Work required: Update every row below by changing "attribute-row" to "stat-row" and keeping everything else the same. Leave out the pictures.

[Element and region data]
#####

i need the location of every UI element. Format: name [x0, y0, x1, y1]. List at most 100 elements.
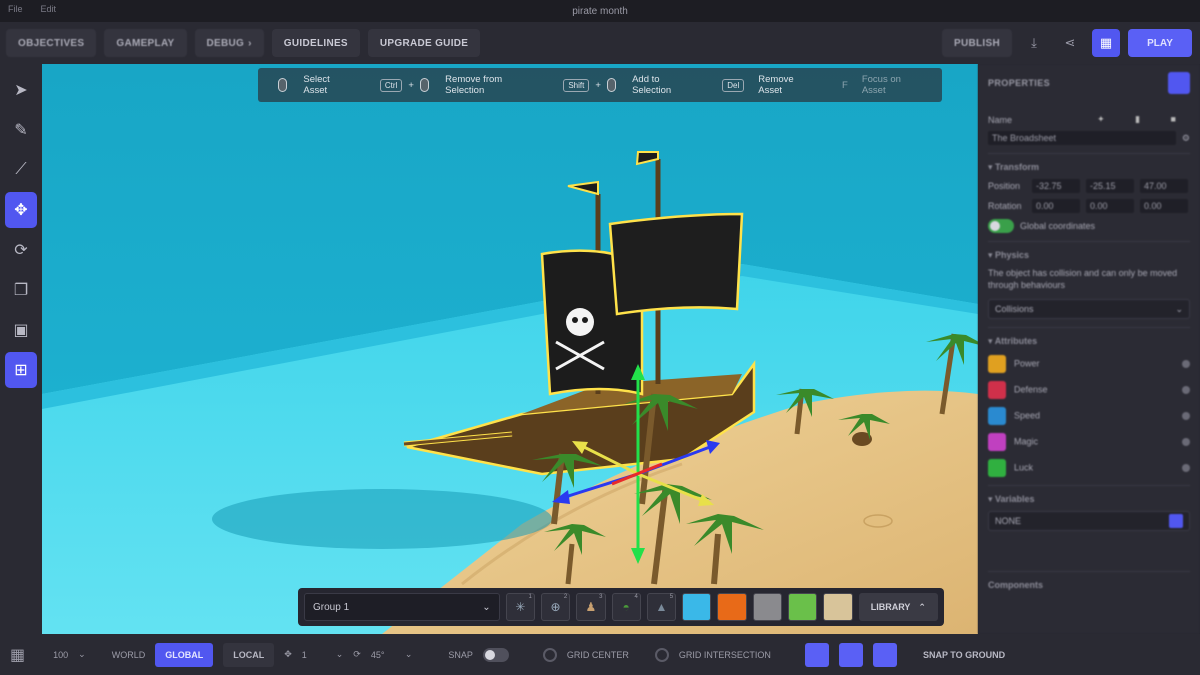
- guidelines-button[interactable]: GUIDELINES: [271, 29, 360, 57]
- grid-icon[interactable]: ▦: [10, 645, 25, 665]
- hint-del-key: Del: [722, 78, 745, 92]
- attribute-row[interactable]: Power: [988, 355, 1190, 373]
- menu-edit[interactable]: Edit: [41, 4, 57, 14]
- attribute-row[interactable]: Speed: [988, 407, 1190, 425]
- gear-icon[interactable]: ⚙: [1182, 133, 1190, 144]
- attribute-toggle[interactable]: [1182, 464, 1190, 472]
- move-tool-icon[interactable]: ✥: [5, 192, 37, 228]
- hint-remove-selection-label: Remove from Selection: [445, 74, 503, 96]
- axis-z-button[interactable]: [872, 642, 897, 667]
- attribute-row[interactable]: Magic: [988, 433, 1190, 451]
- name-field-row: The Broadsheet ⚙: [988, 131, 1190, 145]
- add-variable-icon[interactable]: [1169, 514, 1183, 528]
- physics-header[interactable]: ▾ Physics: [988, 250, 1190, 261]
- axis-x-button[interactable]: [804, 642, 829, 667]
- hint-select-label: Select Asset: [303, 74, 330, 96]
- hint-remove-asset: Del Remove Asset: [722, 74, 814, 96]
- position-z[interactable]: 47.00: [1140, 179, 1188, 193]
- menu-file[interactable]: File: [8, 4, 23, 14]
- transform-header[interactable]: ▾ Transform: [988, 162, 1190, 173]
- collisions-select[interactable]: Collisions ⌄: [988, 299, 1190, 319]
- attribute-label: Defense: [1014, 384, 1048, 395]
- asset-slot-2[interactable]: ⊕ 2: [540, 593, 571, 621]
- grid-tool-icon[interactable]: ▣: [5, 312, 37, 348]
- snap-toggle[interactable]: [482, 647, 509, 662]
- attribute-toggle[interactable]: [1182, 360, 1190, 368]
- rotation-x[interactable]: 0.00: [1032, 199, 1080, 213]
- global-coords-row: Global coordinates: [988, 219, 1190, 233]
- speed-icon: [988, 407, 1006, 425]
- global-button[interactable]: GLOBAL: [155, 642, 214, 667]
- chevron-down-icon: ⌄: [482, 601, 491, 613]
- world-label[interactable]: WORLD: [112, 650, 146, 660]
- panel-title: PROPERTIES: [988, 78, 1051, 88]
- group-select[interactable]: Group 1 ⌄: [304, 593, 500, 621]
- attribute-toggle[interactable]: [1182, 386, 1190, 394]
- scene-viewport[interactable]: Select Asset Ctrl + Remove from Selectio…: [42, 64, 978, 634]
- brush-tool-icon[interactable]: ✎: [5, 112, 37, 148]
- panel-menu-icon[interactable]: [1168, 72, 1190, 94]
- move-step-value[interactable]: 1: [302, 650, 326, 660]
- select-tool-icon[interactable]: ➤: [5, 72, 37, 108]
- attributes-header[interactable]: ▾ Attributes: [988, 336, 1190, 347]
- variables-select[interactable]: NONE: [988, 511, 1190, 531]
- luck-icon: [988, 459, 1006, 477]
- objectives-button[interactable]: OBJECTIVES: [6, 29, 97, 57]
- local-button[interactable]: LOCAL: [223, 642, 275, 667]
- name-field[interactable]: The Broadsheet: [988, 131, 1176, 145]
- sand-block-icon[interactable]: [823, 593, 853, 621]
- play-button[interactable]: PLAY: [1128, 29, 1192, 57]
- eyedropper-tool-icon[interactable]: ⟋: [5, 152, 37, 188]
- mouse-icon: [419, 78, 430, 92]
- position-x[interactable]: -32.75: [1032, 179, 1080, 193]
- asset-slot-4[interactable]: ◓ 4: [611, 593, 641, 621]
- rotation-label: Rotation: [988, 201, 1022, 211]
- global-coords-toggle[interactable]: [988, 219, 1014, 233]
- spider-icon: ✳: [515, 600, 526, 614]
- attribute-toggle[interactable]: [1182, 438, 1190, 446]
- rotate-tool-icon[interactable]: ⟳: [5, 232, 37, 268]
- snap-to-ground-button[interactable]: SNAP TO GROUND: [923, 650, 1005, 660]
- variables-header[interactable]: ▾ Variables: [988, 494, 1190, 505]
- grid-intersection-radio[interactable]: [654, 647, 669, 662]
- attribute-row[interactable]: Defense: [988, 381, 1190, 399]
- grass-block-icon[interactable]: [788, 593, 818, 621]
- components-header[interactable]: Components: [988, 580, 1190, 590]
- stone-block-icon[interactable]: [752, 593, 783, 621]
- rotation-y[interactable]: 0.00: [1086, 199, 1134, 213]
- gameplay-button[interactable]: GAMEPLAY: [104, 29, 187, 57]
- asset-slot-1[interactable]: ✳ 1: [505, 593, 535, 621]
- position-y[interactable]: -25.15: [1086, 179, 1134, 193]
- global-coords-label: Global coordinates: [1020, 221, 1096, 231]
- snap-label: SNAP: [448, 649, 473, 660]
- download-icon[interactable]: ⤓: [1020, 29, 1048, 57]
- grid-center-radio[interactable]: [542, 647, 557, 662]
- duplicate-tool-icon[interactable]: ❐: [5, 272, 37, 308]
- settings-icon[interactable]: ▦: [1092, 29, 1120, 57]
- asset-slot-5[interactable]: ▲ 5: [646, 593, 677, 621]
- asset-slot-3[interactable]: ♟ 3: [576, 593, 606, 621]
- debug-button[interactable]: DEBUG ›: [194, 29, 264, 57]
- add-asset-icon[interactable]: ⊞: [5, 352, 37, 388]
- water-block-icon[interactable]: [682, 593, 712, 621]
- grid-size[interactable]: 100: [53, 650, 68, 660]
- lava-block-icon[interactable]: [717, 593, 747, 621]
- hint-focus-label: Focus on Asset: [861, 74, 901, 96]
- publish-button[interactable]: PUBLISH: [942, 29, 1012, 57]
- attribute-row[interactable]: Luck: [988, 459, 1190, 477]
- position-label: Position: [988, 181, 1021, 191]
- hint-f-key: F: [842, 79, 848, 91]
- defense-icon: [988, 381, 1006, 399]
- library-button[interactable]: LIBRARY ⌃: [858, 593, 938, 621]
- left-toolbar: ➤ ✎ ⟋ ✥ ⟳ ❐ ▣ ⊞: [0, 64, 42, 634]
- rotation-z[interactable]: 0.00: [1140, 199, 1188, 213]
- upgrade-guide-button[interactable]: UPGRADE GUIDE: [367, 29, 481, 57]
- attribute-toggle[interactable]: [1182, 412, 1190, 420]
- mouse-icon: [278, 78, 288, 92]
- magic-icon: [988, 433, 1006, 451]
- share-icon[interactable]: ⋖: [1056, 29, 1084, 57]
- rock-icon: ▲: [655, 600, 668, 614]
- axis-y-button[interactable]: [838, 642, 863, 667]
- attribute-list: Power Defense Speed Magic Luck: [988, 355, 1190, 477]
- rotate-step-value[interactable]: 45°: [371, 650, 395, 660]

#####

The completed task:
i need the location of every UI element. Format: name [x0, y0, x1, y1]. List at most 100 elements.
- guidelines-button[interactable]: GUIDELINES: [271, 29, 360, 57]
- grid-icon[interactable]: ▦: [10, 645, 25, 665]
- hint-del-key: Del: [722, 78, 745, 92]
- stat-row[interactable]: Power: [988, 355, 1190, 373]
- menu-edit[interactable]: Edit: [41, 4, 57, 14]
- stat-row[interactable]: Speed: [988, 407, 1190, 425]
- gear-icon[interactable]: ⚙: [1182, 133, 1190, 144]
- attribute-toggle[interactable]: [1182, 464, 1190, 472]
- move-tool-icon[interactable]: ✥: [5, 192, 37, 228]
- hint-remove-selection-label: Remove from Selection: [445, 74, 503, 96]
- axis-z-button[interactable]: [872, 642, 897, 667]
- stat-row[interactable]: Magic: [988, 433, 1190, 451]
- name-field-row: The Broadsheet ⚙: [988, 131, 1190, 145]
- add-variable-icon[interactable]: [1169, 514, 1183, 528]
- physics-header[interactable]: ▾ Physics: [988, 250, 1190, 261]
- axis-x-button[interactable]: [804, 642, 829, 667]
- hint-select-label: Select Asset: [303, 74, 330, 96]
- hint-remove-asset: Del Remove Asset: [722, 74, 814, 96]
- position-z[interactable]: 47.00: [1140, 179, 1188, 193]
- menu-file[interactable]: File: [8, 4, 23, 14]
- transform-header[interactable]: ▾ Transform: [988, 162, 1190, 173]
- collisions-select[interactable]: Collisions ⌄: [988, 299, 1190, 319]
- attribute-label: Defense: [1014, 384, 1048, 395]
- asset-slot-2[interactable]: ⊕ 2: [540, 593, 571, 621]
- grid-tool-icon[interactable]: ▣: [5, 312, 37, 348]
- snap-toggle[interactable]: [482, 647, 509, 662]
- attribute-toggle[interactable]: [1182, 360, 1190, 368]
- rotation-x[interactable]: 0.00: [1032, 199, 1080, 213]
- global-coords-row: Global coordinates: [988, 219, 1190, 233]
- speed-icon: [988, 407, 1006, 425]
- global-button[interactable]: GLOBAL: [155, 642, 214, 667]
- chevron-down-icon: ⌄: [482, 601, 491, 613]
- world-label[interactable]: WORLD: [112, 650, 146, 660]
- panel-title: PROPERTIES: [988, 78, 1051, 88]
- group-select[interactable]: Group 1 ⌄: [304, 593, 500, 621]
- attribute-toggle[interactable]: [1182, 386, 1190, 394]
- scene-viewport[interactable]: Select Asset Ctrl + Remove from Selectio…: [42, 64, 978, 634]
- brush-tool-icon[interactable]: ✎: [5, 112, 37, 148]
- panel-menu-icon[interactable]: [1168, 72, 1190, 94]
- move-step-value[interactable]: 1: [302, 650, 326, 660]
- select-tool-icon[interactable]: ➤: [5, 72, 37, 108]
- attributes-header[interactable]: ▾ Attributes: [988, 336, 1190, 347]
- variables-select[interactable]: NONE: [988, 511, 1190, 531]
- luck-icon: [988, 459, 1006, 477]
- objectives-button[interactable]: OBJECTIVES: [6, 29, 97, 57]
- local-button[interactable]: LOCAL: [223, 642, 275, 667]
- name-field[interactable]: The Broadsheet: [988, 131, 1176, 145]
- sand-block-icon[interactable]: [823, 593, 853, 621]
- play-button[interactable]: PLAY: [1128, 29, 1192, 57]
- eyedropper-tool-icon[interactable]: ⟋: [5, 152, 37, 188]
- mouse-icon: [419, 78, 430, 92]
- position-x[interactable]: -32.75: [1032, 179, 1080, 193]
- asset-slot-4[interactable]: ◓ 4: [611, 593, 641, 621]
- rotation-label: Rotation: [988, 201, 1022, 211]
- global-coords-toggle[interactable]: [988, 219, 1014, 233]
- spider-icon: ✳: [515, 600, 526, 614]
- attribute-toggle[interactable]: [1182, 438, 1190, 446]
- rotate-tool-icon[interactable]: ⟳: [5, 232, 37, 268]
- snap-to-ground-button[interactable]: SNAP TO GROUND: [923, 650, 1005, 660]
- variables-header[interactable]: ▾ Variables: [988, 494, 1190, 505]
- grid-intersection-radio[interactable]: [654, 647, 669, 662]
- stat-row[interactable]: Defense: [988, 381, 1190, 399]
- grass-block-icon[interactable]: [788, 593, 818, 621]
- components-header[interactable]: Components: [988, 580, 1190, 590]
- stone-block-icon[interactable]: [752, 593, 783, 621]
- rotation-y[interactable]: 0.00: [1086, 199, 1134, 213]
- gameplay-button[interactable]: GAMEPLAY: [104, 29, 187, 57]
- asset-slot-1[interactable]: ✳ 1: [505, 593, 535, 621]
- position-y[interactable]: -25.15: [1086, 179, 1134, 193]
- global-coords-label: Global coordinates: [1020, 221, 1096, 231]
- snap-label: SNAP: [448, 649, 473, 660]
- download-icon[interactable]: ⤓: [1020, 29, 1048, 57]
- grid-center-radio[interactable]: [542, 647, 557, 662]
- duplicate-tool-icon[interactable]: ❐: [5, 272, 37, 308]
- settings-icon[interactable]: ▦: [1092, 29, 1120, 57]
- asset-slot-5[interactable]: ▲ 5: [646, 593, 677, 621]
- asset-slot-3[interactable]: ♟ 3: [576, 593, 606, 621]
- debug-button[interactable]: DEBUG ›: [194, 29, 264, 57]
- add-asset-icon[interactable]: ⊞: [5, 352, 37, 388]
- water-block-icon[interactable]: [682, 593, 712, 621]
- grid-size[interactable]: 100: [53, 650, 68, 660]
- lava-block-icon[interactable]: [717, 593, 747, 621]
- hint-focus-label: Focus on Asset: [861, 74, 901, 96]
- publish-button[interactable]: PUBLISH: [942, 29, 1012, 57]
- stat-row[interactable]: Luck: [988, 459, 1190, 477]
- position-label: Position: [988, 181, 1021, 191]
- hint-f-key: F: [842, 79, 848, 91]
- defense-icon: [988, 381, 1006, 399]
- library-button[interactable]: LIBRARY ⌃: [858, 593, 938, 621]
- left-toolbar: ➤ ✎ ⟋ ✥ ⟳ ❐ ▣ ⊞: [0, 64, 42, 634]
- rotation-z[interactable]: 0.00: [1140, 199, 1188, 213]
- upgrade-guide-button[interactable]: UPGRADE GUIDE: [367, 29, 481, 57]
- attribute-toggle[interactable]: [1182, 412, 1190, 420]
- mouse-icon: [278, 78, 288, 92]
- magic-icon: [988, 433, 1006, 451]
- share-icon[interactable]: ⋖: [1056, 29, 1084, 57]
- rock-icon: ▲: [655, 600, 668, 614]
- axis-y-button[interactable]: [838, 642, 863, 667]
- attribute-list: Power Defense Speed Magic Luck: [988, 355, 1190, 477]
- rotate-step-value[interactable]: 45°: [371, 650, 395, 660]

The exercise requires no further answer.